§ **DIRECTIONS FOR THIS TASK**: In the listing below, pick out lines with "image".

═══ GIVEN RECORDS ═══

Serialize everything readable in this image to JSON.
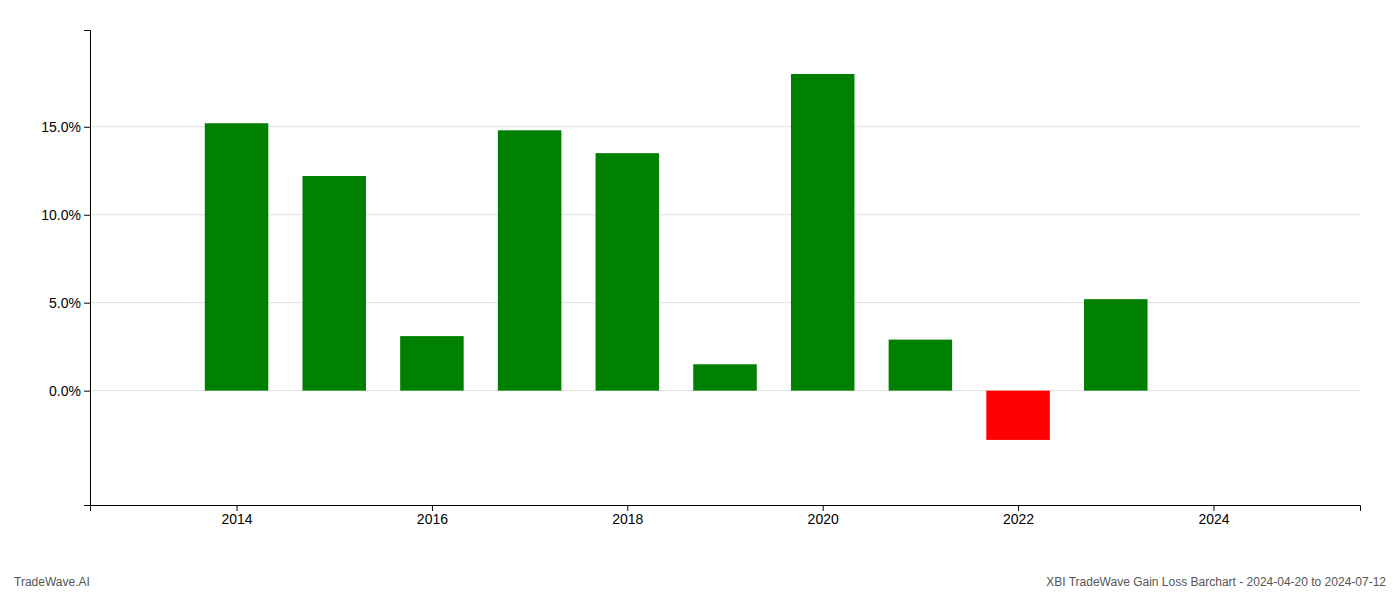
{
  "chart_data": {
    "type": "bar",
    "x": [
      2014,
      2015,
      2016,
      2017,
      2018,
      2019,
      2020,
      2021,
      2022,
      2023
    ],
    "values": [
      0.152,
      0.122,
      0.031,
      0.148,
      0.135,
      0.015,
      0.18,
      0.029,
      -0.028,
      0.052
    ],
    "colors": [
      "#008000",
      "#008000",
      "#008000",
      "#008000",
      "#008000",
      "#008000",
      "#008000",
      "#008000",
      "#ff0000",
      "#008000"
    ],
    "xlim": [
      2012.5,
      2025.5
    ],
    "xticks": [
      2014,
      2016,
      2018,
      2020,
      2022,
      2024
    ],
    "ylim": [
      -0.065,
      0.205
    ],
    "yticks": [
      {
        "value": 0.0,
        "label": "0.0%"
      },
      {
        "value": 0.05,
        "label": "5.0%"
      },
      {
        "value": 0.1,
        "label": "10.0%"
      },
      {
        "value": 0.15,
        "label": "15.0%"
      }
    ],
    "grid": true,
    "annotations": [
      "TradeWave.AI",
      "XBI TradeWave Gain Loss Barchart - 2024-04-20 to 2024-07-12"
    ]
  }
}
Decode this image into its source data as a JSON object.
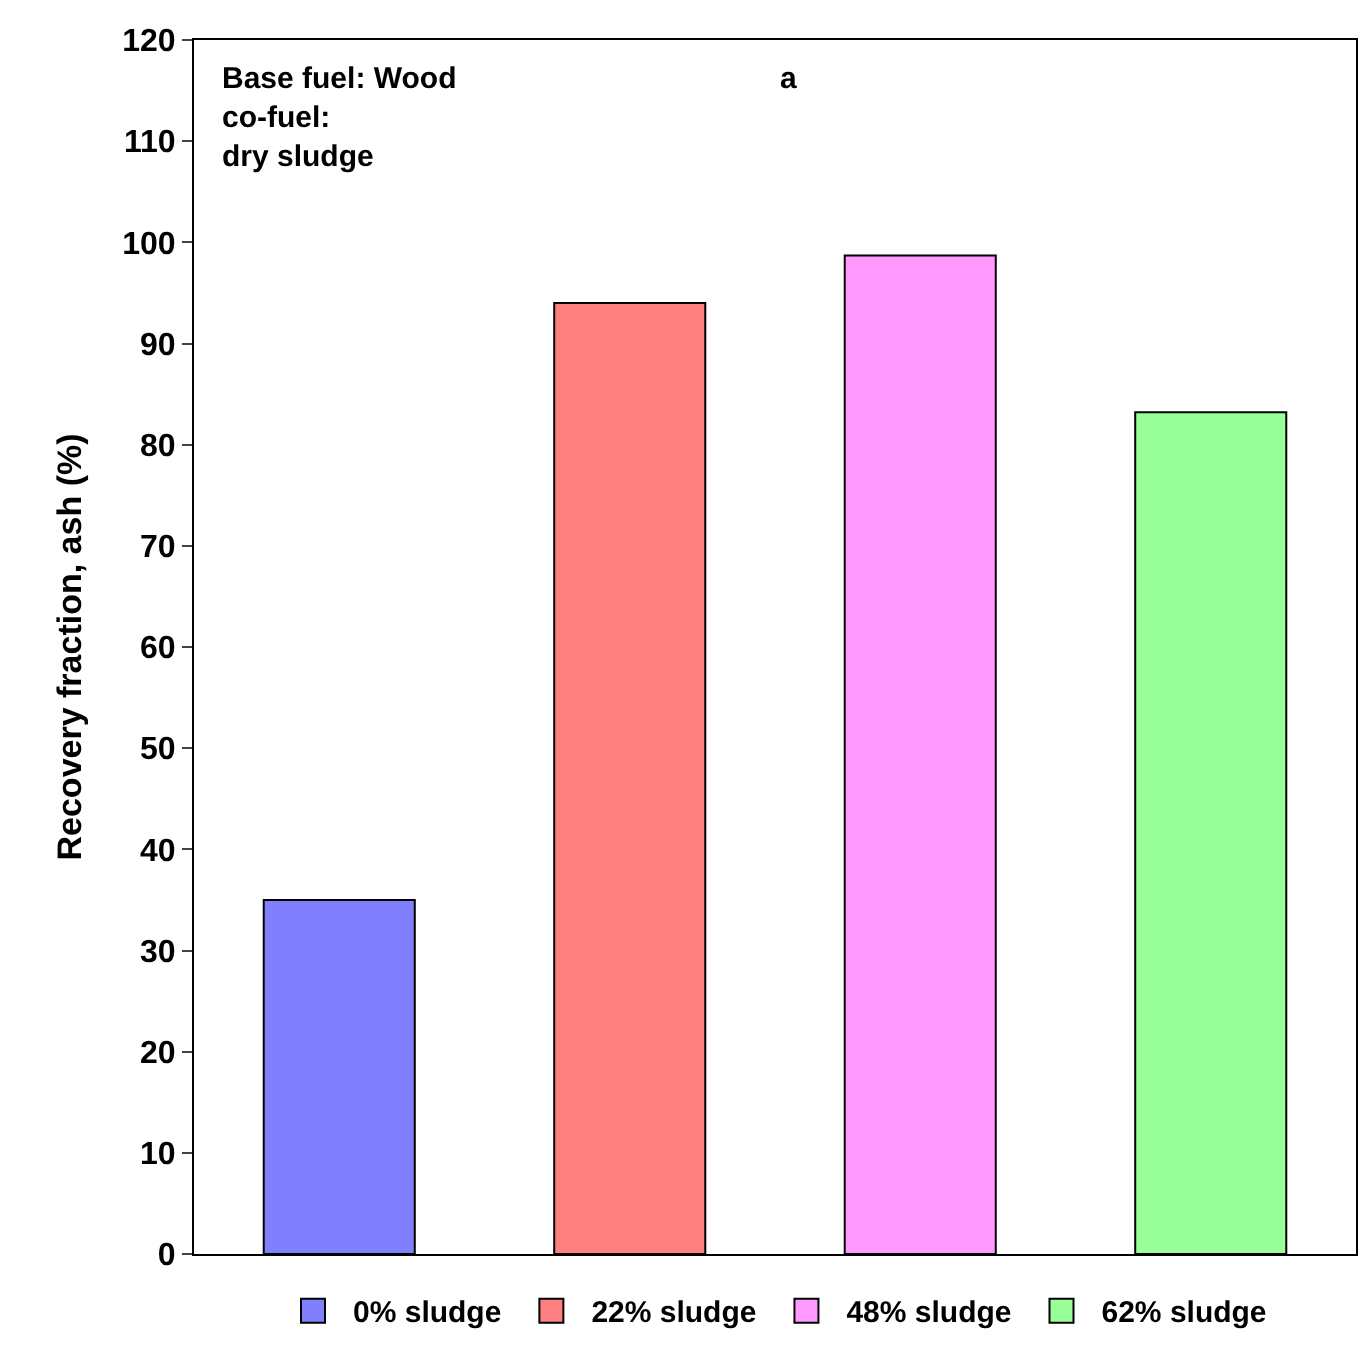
{
  "chart_data": {
    "type": "bar",
    "ylabel": "Recovery fraction, ash (%)",
    "categories": [
      null,
      null,
      null,
      null
    ],
    "series": [
      {
        "name": "0% sludge",
        "color": "#8080ff",
        "values": [
          35,
          null,
          null,
          null
        ]
      },
      {
        "name": "22% sludge",
        "color": "#ff8080",
        "values": [
          null,
          94,
          null,
          null
        ]
      },
      {
        "name": "48% sludge",
        "color": "#ff99ff",
        "values": [
          null,
          null,
          98.7,
          null
        ]
      },
      {
        "name": "62% sludge",
        "color": "#99ff99",
        "values": [
          null,
          null,
          null,
          83.2
        ]
      }
    ],
    "ylim": [
      0,
      120
    ],
    "yticks": [
      0,
      10,
      20,
      30,
      40,
      50,
      60,
      70,
      80,
      90,
      100,
      110,
      120
    ],
    "annotations": [
      "Base fuel: Wood\nco-fuel:\ndry sludge",
      "a"
    ],
    "legend": "bottom",
    "tick_labels": "y"
  }
}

═══

§ **SOLUTION**:
Serialize everything readable in this image to JSON.
Decode this image into its source data as a JSON object.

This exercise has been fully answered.